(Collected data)
▽

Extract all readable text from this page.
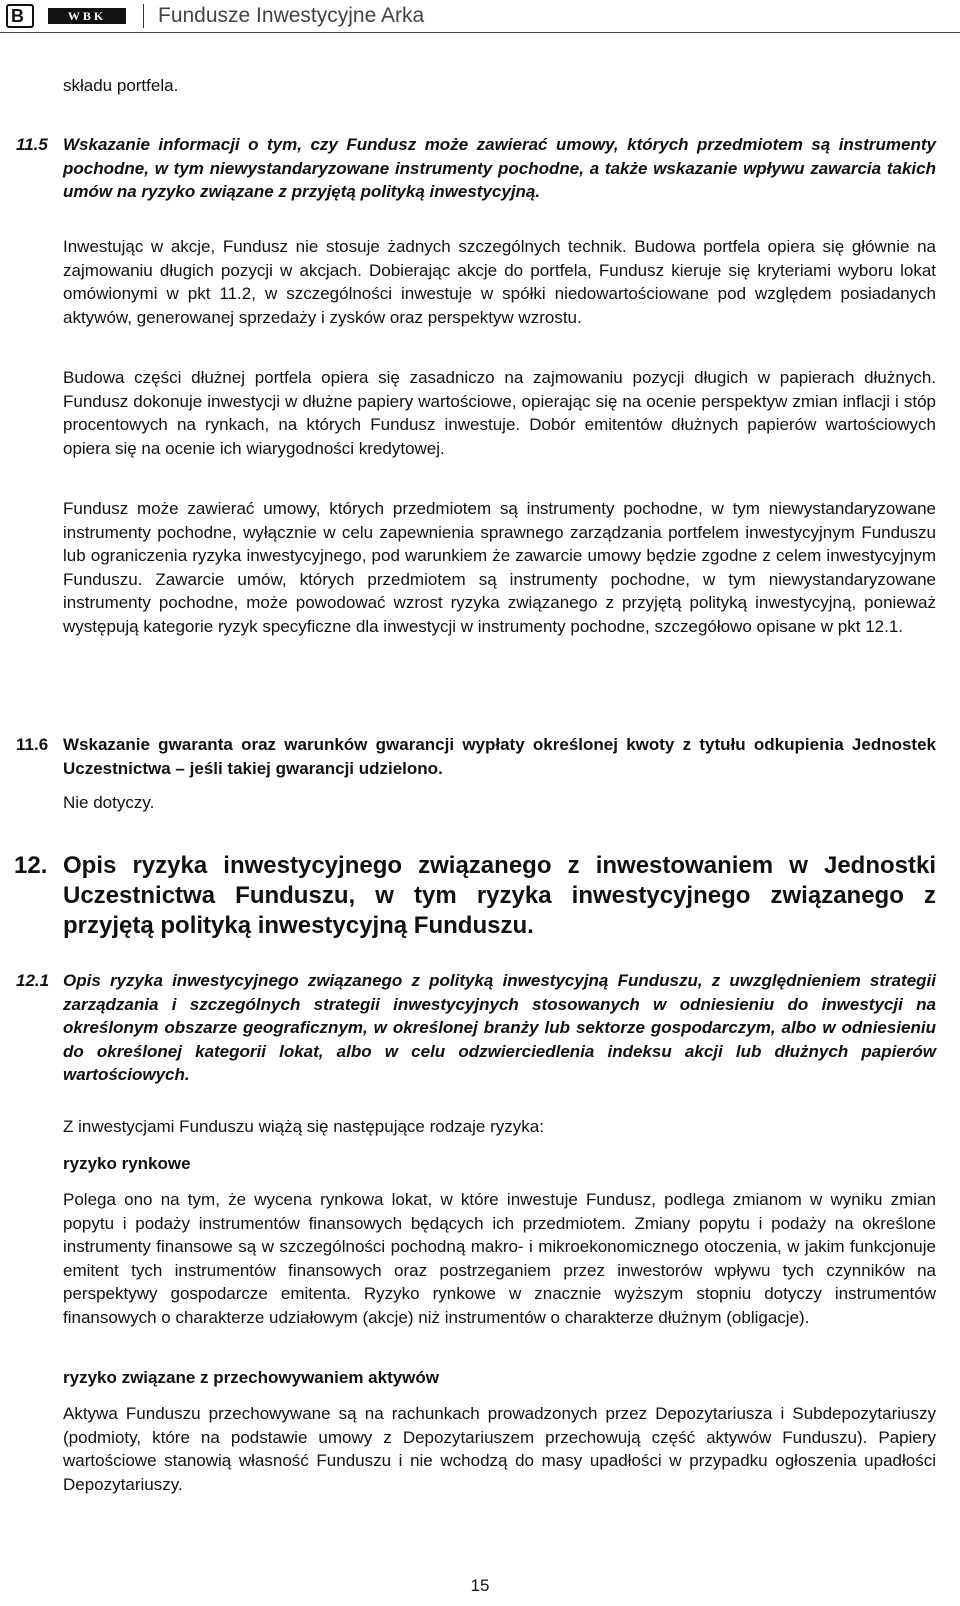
B	WBK	Fundusze Inwestycyjne Arka

składu portfela.

11.5 Wskazanie informacji o tym, czy Fundusz może zawierać umowy, których przedmiotem są instrumenty pochodne, w tym niewystandaryzowane instrumenty pochodne, a także wskazanie wpływu zawarcia takich umów na ryzyko związane z przyjętą polityką inwestycyjną.

Inwestując w akcje, Fundusz nie stosuje żadnych szczególnych technik. Budowa portfela opiera się głównie na zajmowaniu długich pozycji w akcjach. Dobierając akcje do portfela, Fundusz kieruje się kryteriami wyboru lokat omówionymi w pkt 11.2, w szczególności inwestuje w spółki niedowartościowane pod względem posiadanych aktywów, generowanej sprzedaży i zysków oraz perspektyw wzrostu.

Budowa części dłużnej portfela opiera się zasadniczo na zajmowaniu pozycji długich w papierach dłużnych. Fundusz dokonuje inwestycji w dłużne papiery wartościowe, opierając się na ocenie perspektyw zmian inflacji i stóp procentowych na rynkach, na których Fundusz inwestuje. Dobór emitentów dłużnych papierów wartościowych opiera się na ocenie ich wiarygodności kredytowej.

Fundusz może zawierać umowy, których przedmiotem są instrumenty pochodne, w tym niewystandaryzowane instrumenty pochodne, wyłącznie w celu zapewnienia sprawnego zarządzania portfelem inwestycyjnym Funduszu lub ograniczenia ryzyka inwestycyjnego, pod warunkiem że zawarcie umowy będzie zgodne z celem inwestycyjnym Funduszu. Zawarcie umów, których przedmiotem są instrumenty pochodne, w tym niewystandaryzowane instrumenty pochodne, może powodować wzrost ryzyka związanego z przyjętą polityką inwestycyjną, ponieważ występują kategorie ryzyk specyficzne dla inwestycji w instrumenty pochodne, szczegółowo opisane w pkt 12.1.

11.6 Wskazanie gwaranta oraz warunków gwarancji wypłaty określonej kwoty z tytułu odkupienia Jednostek Uczestnictwa – jeśli takiej gwarancji udzielono.

Nie dotyczy.

12. Opis ryzyka inwestycyjnego związanego z inwestowaniem w Jednostki Uczestnictwa Funduszu, w tym ryzyka inwestycyjnego związanego z przyjętą polityką inwestycyjną Funduszu.

12.1 Opis ryzyka inwestycyjnego związanego z polityką inwestycyjną Funduszu, z uwzględnieniem strategii zarządzania i szczególnych strategii inwestycyjnych stosowanych w odniesieniu do inwestycji na określonym obszarze geograficznym, w określonej branży lub sektorze gospodarczym, albo w odniesieniu do określonej kategorii lokat, albo w celu odzwierciedlenia indeksu akcji lub dłużnych papierów wartościowych.

Z inwestycjami Funduszu wiążą się następujące rodzaje ryzyka:

ryzyko rynkowe

Polega ono na tym, że wycena rynkowa lokat, w które inwestuje Fundusz, podlega zmianom w wyniku zmian popytu i podaży instrumentów finansowych będących ich przedmiotem. Zmiany popytu i podaży na określone instrumenty finansowe są w szczególności pochodną makro- i mikroekonomicznego otoczenia, w jakim funkcjonuje emitent tych instrumentów finansowych oraz postrzeganiem przez inwestorów wpływu tych czynników na perspektywy gospodarcze emitenta. Ryzyko rynkowe w znacznie wyższym stopniu dotyczy instrumentów finansowych o charakterze udziałowym (akcje) niż instrumentów o charakterze dłużnym (obligacje).

ryzyko związane z przechowywaniem aktywów

Aktywa Funduszu przechowywane są na rachunkach prowadzonych przez Depozytariusza i Subdepozytariuszy (podmioty, które na podstawie umowy z Depozytariuszem przechowują część aktywów Funduszu). Papiery wartościowe stanowią własność Funduszu i nie wchodzą do masy upadłości w przypadku ogłoszenia upadłości Depozytariuszy.

15
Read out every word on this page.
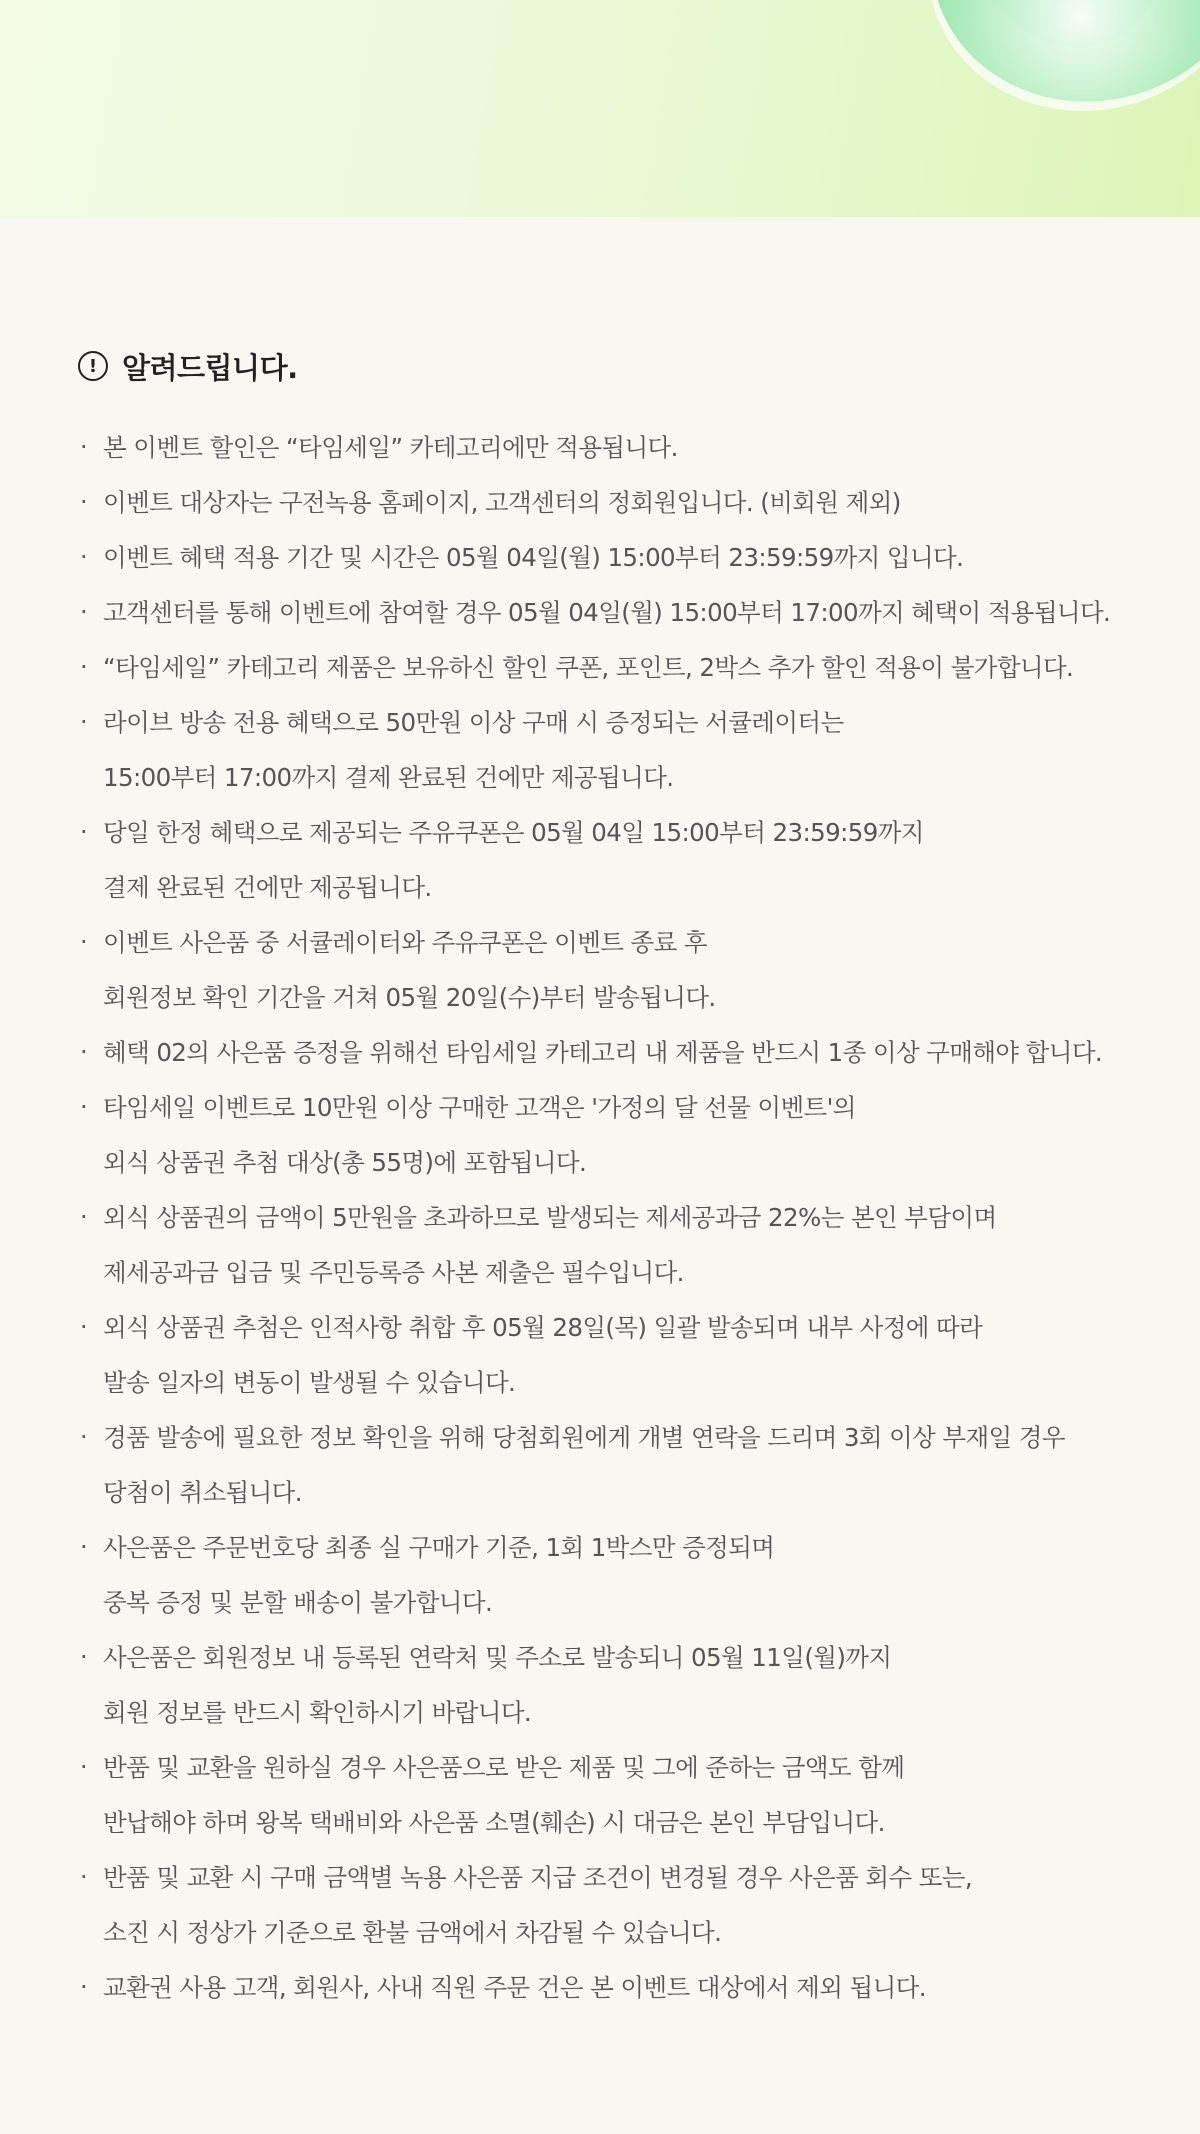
! 알려드립니다.
· 본 이벤트 할인은 “타임세일” 카테고리에만 적용됩니다.
· 이벤트 대상자는 구전녹용 홈페이지, 고객센터의 정회원입니다. (비회원 제외)
· 이벤트 혜택 적용 기간 및 시간은 05월 04일(월) 15:00부터 23:59:59까지 입니다.
· 고객센터를 통해 이벤트에 참여할 경우 05월 04일(월) 15:00부터 17:00까지 혜택이 적용됩니다.
· “타임세일” 카테고리 제품은 보유하신 할인 쿠폰, 포인트, 2박스 추가 할인 적용이 불가합니다.
· 라이브 방송 전용 혜택으로 50만원 이상 구매 시 증정되는 서큘레이터는
15:00부터 17:00까지 결제 완료된 건에만 제공됩니다.
· 당일 한정 혜택으로 제공되는 주유쿠폰은 05월 04일 15:00부터 23:59:59까지
결제 완료된 건에만 제공됩니다.
· 이벤트 사은품 중 서큘레이터와 주유쿠폰은 이벤트 종료 후
회원정보 확인 기간을 거쳐 05월 20일(수)부터 발송됩니다.
· 혜택 02의 사은품 증정을 위해선 타임세일 카테고리 내 제품을 반드시 1종 이상 구매해야 합니다.
· 타임세일 이벤트로 10만원 이상 구매한 고객은 '가정의 달 선물 이벤트'의
외식 상품권 추첨 대상(총 55명)에 포함됩니다.
· 외식 상품권의 금액이 5만원을 초과하므로 발생되는 제세공과금 22%는 본인 부담이며
제세공과금 입금 및 주민등록증 사본 제출은 필수입니다.
· 외식 상품권 추첨은 인적사항 취합 후 05월 28일(목) 일괄 발송되며 내부 사정에 따라
발송 일자의 변동이 발생될 수 있습니다.
· 경품 발송에 필요한 정보 확인을 위해 당첨회원에게 개별 연락을 드리며 3회 이상 부재일 경우
당첨이 취소됩니다.
· 사은품은 주문번호당 최종 실 구매가 기준, 1회 1박스만 증정되며
중복 증정 및 분할 배송이 불가합니다.
· 사은품은 회원정보 내 등록된 연락처 및 주소로 발송되니 05월 11일(월)까지
회원 정보를 반드시 확인하시기 바랍니다.
· 반품 및 교환을 원하실 경우 사은품으로 받은 제품 및 그에 준하는 금액도 함께
반납해야 하며 왕복 택배비와 사은품 소멸(훼손) 시 대금은 본인 부담입니다.
· 반품 및 교환 시 구매 금액별 녹용 사은품 지급 조건이 변경될 경우 사은품 회수 또는,
소진 시 정상가 기준으로 환불 금액에서 차감될 수 있습니다.
· 교환권 사용 고객, 회원사, 사내 직원 주문 건은 본 이벤트 대상에서 제외 됩니다.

△

● WORK INSTRUCTIONS:
Of the lines in the material, how many include "wartościowe"? Respond with the number alone.

● EXPECTED ANSWER:
2